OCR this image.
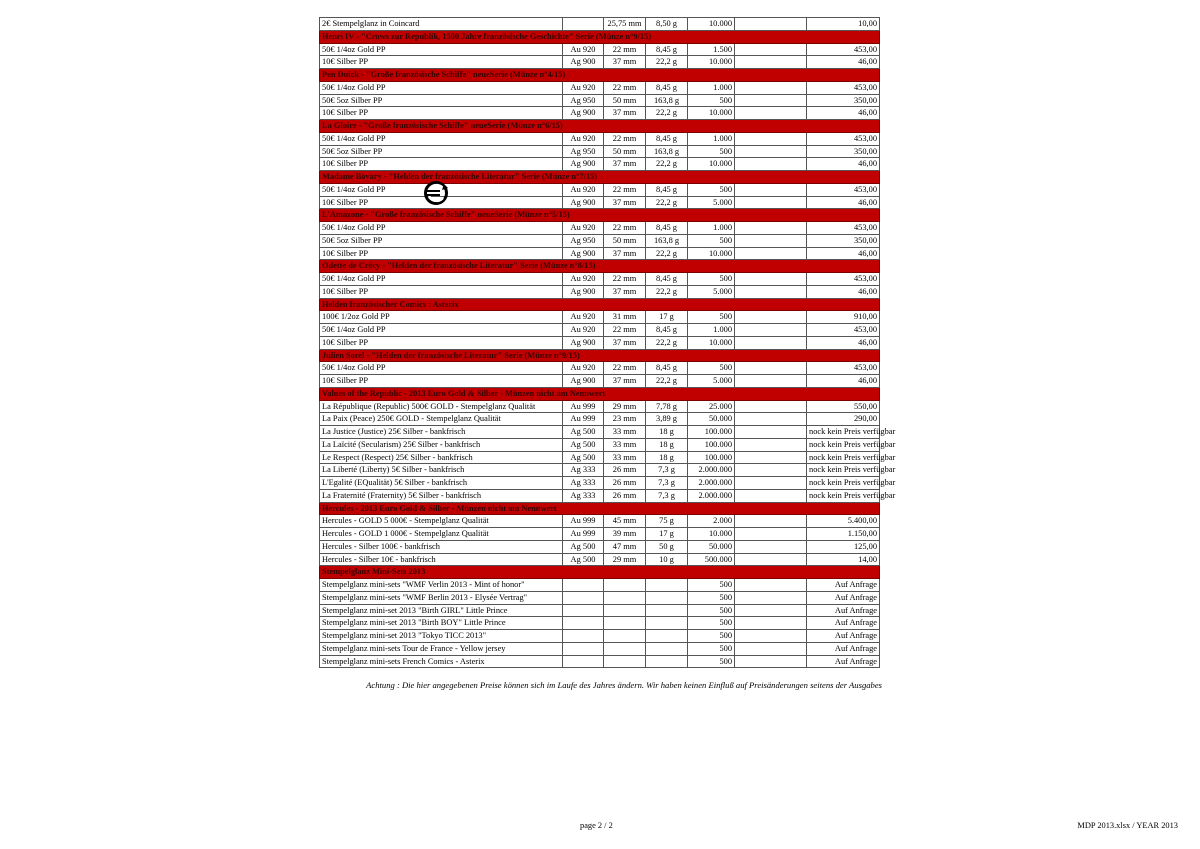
2€ Stempelglanz in Coincard		25,75 mm	8,50 g	10.000		10,00
Henri IV - "Crows zur Republik, 1500 Jahre französische Geschichte" Serie (Münze n°9/15)						
50€ 1/4oz Gold PP	Au 920	22 mm	8,45 g	1.500		453,00
10€ Silber PP	Ag 900	37 mm	22,2 g	10.000		46,00
Pen Duick - "Große französische Schiffe" neueSerie (Münze n°4/15)						
50€ 1/4oz Gold PP	Au 920	22 mm	8,45 g	1.000		453,00
50€ 5oz Silber PP	Ag 950	50 mm	163,8 g	500		350,00
10€ Silber PP	Ag 900	37 mm	22,2 g	10.000		46,00
La Gloire - "Große französische Schiffe" neueSerie (Münze n°6/15)						
50€ 1/4oz Gold PP	Au 920	22 mm	8,45 g	1.000		453,00
50€ 5oz Silber PP	Ag 950	50 mm	163,8 g	500		350,00
10€ Silber PP	Ag 900	37 mm	22,2 g	10.000		46,00
Madame Bovary - "Helden der französische Literatur" Serie (Münze n°7/15)						
50€ 1/4oz Gold PP	Au 920	22 mm	8,45 g	500		453,00
10€ Silber PP	Ag 900	37 mm	22,2 g	5.000		46,00
L'Amazone - "Große französische Schiffe" neueSerie (Münze n°5/15)						
50€ 1/4oz Gold PP	Au 920	22 mm	8,45 g	1.000		453,00
50€ 5oz Silber PP	Ag 950	50 mm	163,8 g	500		350,00
10€ Silber PP	Ag 900	37 mm	22,2 g	10.000		46,00
Odette de Crécy - "Helden der französische Literatur" Serie (Münze n°8/15)						
50€ 1/4oz Gold PP	Au 920	22 mm	8,45 g	500		453,00
10€ Silber PP	Ag 900	37 mm	22,2 g	5.000		46,00
Helden französischer Comics : Asterix						
100€ 1/2oz Gold PP	Au 920	31 mm	17 g	500		910,00
50€ 1/4oz Gold PP	Au 920	22 mm	8,45 g	1.000		453,00
10€ Silber PP	Ag 900	37 mm	22,2 g	10.000		46,00
Julien Sorel - "Helden der französische Literatur" Serie (Münze n°9/15)						
50€ 1/4oz Gold PP	Au 920	22 mm	8,45 g	500		453,00
10€ Silber PP	Ag 900	37 mm	22,2 g	5.000		46,00
Values of the Republic - 2013 Euro Gold & Silber - Münzen nicht am Nennwert						
La République (Republic) 500€ GOLD - Stempelglanz Qualität	Au 999	29 mm	7,78 g	25.000		550,00
La Paix (Peace) 250€ GOLD - Stempelglanz Qualität	Au 999	23 mm	3,89 g	50.000		290,00
La Justice (Justice) 25€ Silber - bankfrisch	Ag 500	33 mm	18 g	100.000		nock kein Preis verfügbar
La Laïcité (Secularism) 25€ Silber - bankfrisch	Ag 500	33 mm	18 g	100.000		nock kein Preis verfügbar
Le Respect (Respect) 25€ Silber - bankfrisch	Ag 500	33 mm	18 g	100.000		nock kein Preis verfügbar
La Liberté (Liberty) 5€ Silber - bankfrisch	Ag 333	26 mm	7,3 g	2.000.000		nock kein Preis verfügbar
L'Egalité (EQualität) 5€ Silber - bankfrisch	Ag 333	26 mm	7,3 g	2.000.000		nock kein Preis verfügbar
La Fraternité (Fraternity) 5€ Silber - bankfrisch	Ag 333	26 mm	7,3 g	2.000.000		nock kein Preis verfügbar
Hercules - 2013 Euro Gold & Silber - Münzen nicht am Nennwert						
Hercules - GOLD 5 000€ - Stempelglanz Qualität	Au 999	45 mm	75 g	2.000		5.400,00
Hercules - GOLD 1 000€ - Stempelglanz Qualität	Au 999	39 mm	17 g	10.000		1.150,00
Hercules - Silber 100€ - bankfrisch	Ag 500	47 mm	50 g	50.000		125,00
Hercules - Silber 10€ - bankfrisch	Ag 500	29 mm	10 g	500.000		14,00
Stempelglanz Mini-Sets 2013						
Stempelglanz mini-sets "WMF Verlin 2013 - Mint of honor"				500		Auf Anfrage
Stempelglanz mini-sets "WMF Berlin 2013 - Elysée Vertrag"				500		Auf Anfrage
Stempelglanz mini-set 2013 "Birth GIRL" Little Prince				500		Auf Anfrage
Stempelglanz mini-set 2013 "Birth BOY" Little Prince				500		Auf Anfrage
Stempelglanz mini-set 2013 "Tokyo TICC 2013"				500		Auf Anfrage
Stempelglanz mini-sets Tour de France - Yellow jersey				500		Auf Anfrage
Stempelglanz mini-sets French Comics - Asterix				500		Auf Anfrage
Achtung : Die hier angegebenen Preise können sich im Laufe des Jahres ändern. Wir haben keinen Einfluß auf Preisänderungen seitens der Ausgabes
page 2 / 2	MDP 2013.xlsx / YEAR 2013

|---|

**DESCRIPTION OF THE TASK:** Reproduce the whole listing above word for word, but not its pictures.

**REPLY TO THE EXERCISE:**
OCR this image.
2€ Stempelglanz in Coincard		25,75 mm	8,50 g	10.000		10,00
Henri IV - "Crows zur Republik, 1500 Jahre französische Geschichte" Serie (Münze n°9/15)						
50€ 1/4oz Gold PP	Au 920	22 mm	8,45 g	1.500		453,00
10€ Silber PP	Ag 900	37 mm	22,2 g	10.000		46,00
Pen Duick - "Große französische Schiffe" neueSerie (Münze n°4/15)						
50€ 1/4oz Gold PP	Au 920	22 mm	8,45 g	1.000		453,00
50€ 5oz Silber PP	Ag 950	50 mm	163,8 g	500		350,00
10€ Silber PP	Ag 900	37 mm	22,2 g	10.000		46,00
La Gloire - "Große französische Schiffe" neueSerie (Münze n°6/15)						
50€ 1/4oz Gold PP	Au 920	22 mm	8,45 g	1.000		453,00
50€ 5oz Silber PP	Ag 950	50 mm	163,8 g	500		350,00
10€ Silber PP	Ag 900	37 mm	22,2 g	10.000		46,00
Madame Bovary - "Helden der französische Literatur" Serie (Münze n°7/15)						
50€ 1/4oz Gold PP	Au 920	22 mm	8,45 g	500		453,00
10€ Silber PP	Ag 900	37 mm	22,2 g	5.000		46,00
L'Amazone - "Große französische Schiffe" neueSerie (Münze n°5/15)						
50€ 1/4oz Gold PP	Au 920	22 mm	8,45 g	1.000		453,00
50€ 5oz Silber PP	Ag 950	50 mm	163,8 g	500		350,00
10€ Silber PP	Ag 900	37 mm	22,2 g	10.000		46,00
Odette de Crécy - "Helden der französische Literatur" Serie (Münze n°8/15)						
50€ 1/4oz Gold PP	Au 920	22 mm	8,45 g	500		453,00
10€ Silber PP	Ag 900	37 mm	22,2 g	5.000		46,00
Helden französischer Comics : Asterix						
100€ 1/2oz Gold PP	Au 920	31 mm	17 g	500		910,00
50€ 1/4oz Gold PP	Au 920	22 mm	8,45 g	1.000		453,00
10€ Silber PP	Ag 900	37 mm	22,2 g	10.000		46,00
Julien Sorel - "Helden der französische Literatur" Serie (Münze n°9/15)						
50€ 1/4oz Gold PP	Au 920	22 mm	8,45 g	500		453,00
10€ Silber PP	Ag 900	37 mm	22,2 g	5.000		46,00
Values of the Republic - 2013 Euro Gold & Silber - Münzen nicht am Nennwert						
La République (Republic) 500€ GOLD - Stempelglanz Qualität	Au 999	29 mm	7,78 g	25.000		550,00
La Paix (Peace) 250€ GOLD - Stempelglanz Qualität	Au 999	23 mm	3,89 g	50.000		290,00
La Justice (Justice) 25€ Silber - bankfrisch	Ag 500	33 mm	18 g	100.000		nock kein Preis verfügbar
La Laïcité (Secularism) 25€ Silber - bankfrisch	Ag 500	33 mm	18 g	100.000		nock kein Preis verfügbar
Le Respect (Respect) 25€ Silber - bankfrisch	Ag 500	33 mm	18 g	100.000		nock kein Preis verfügbar
La Liberté (Liberty) 5€ Silber - bankfrisch	Ag 333	26 mm	7,3 g	2.000.000		nock kein Preis verfügbar
L'Egalité (EQualität) 5€ Silber - bankfrisch	Ag 333	26 mm	7,3 g	2.000.000		nock kein Preis verfügbar
La Fraternité (Fraternity) 5€ Silber - bankfrisch	Ag 333	26 mm	7,3 g	2.000.000		nock kein Preis verfügbar
Hercules - 2013 Euro Gold & Silber - Münzen nicht am Nennwert						
Hercules - GOLD 5 000€ - Stempelglanz Qualität	Au 999	45 mm	75 g	2.000		5.400,00
Hercules - GOLD 1 000€ - Stempelglanz Qualität	Au 999	39 mm	17 g	10.000		1.150,00
Hercules - Silber 100€ - bankfrisch	Ag 500	47 mm	50 g	50.000		125,00
Hercules - Silber 10€ - bankfrisch	Ag 500	29 mm	10 g	500.000		14,00
Stempelglanz Mini-Sets 2013						
Stempelglanz mini-sets "WMF Verlin 2013 - Mint of honor"				500		Auf Anfrage
Stempelglanz mini-sets "WMF Berlin 2013 - Elysée Vertrag"				500		Auf Anfrage
Stempelglanz mini-set 2013 "Birth GIRL" Little Prince				500		Auf Anfrage
Stempelglanz mini-set 2013 "Birth BOY" Little Prince				500		Auf Anfrage
Stempelglanz mini-set 2013 "Tokyo TICC 2013"				500		Auf Anfrage
Stempelglanz mini-sets Tour de France - Yellow jersey				500		Auf Anfrage
Stempelglanz mini-sets French Comics - Asterix				500		Auf Anfrage
Achtung : Die hier angegebenen Preise können sich im Laufe des Jahres ändern. Wir haben keinen Einfluß auf Preisänderungen seitens der Ausgabes
page 2 / 2	MDP 2013.xlsx / YEAR 2013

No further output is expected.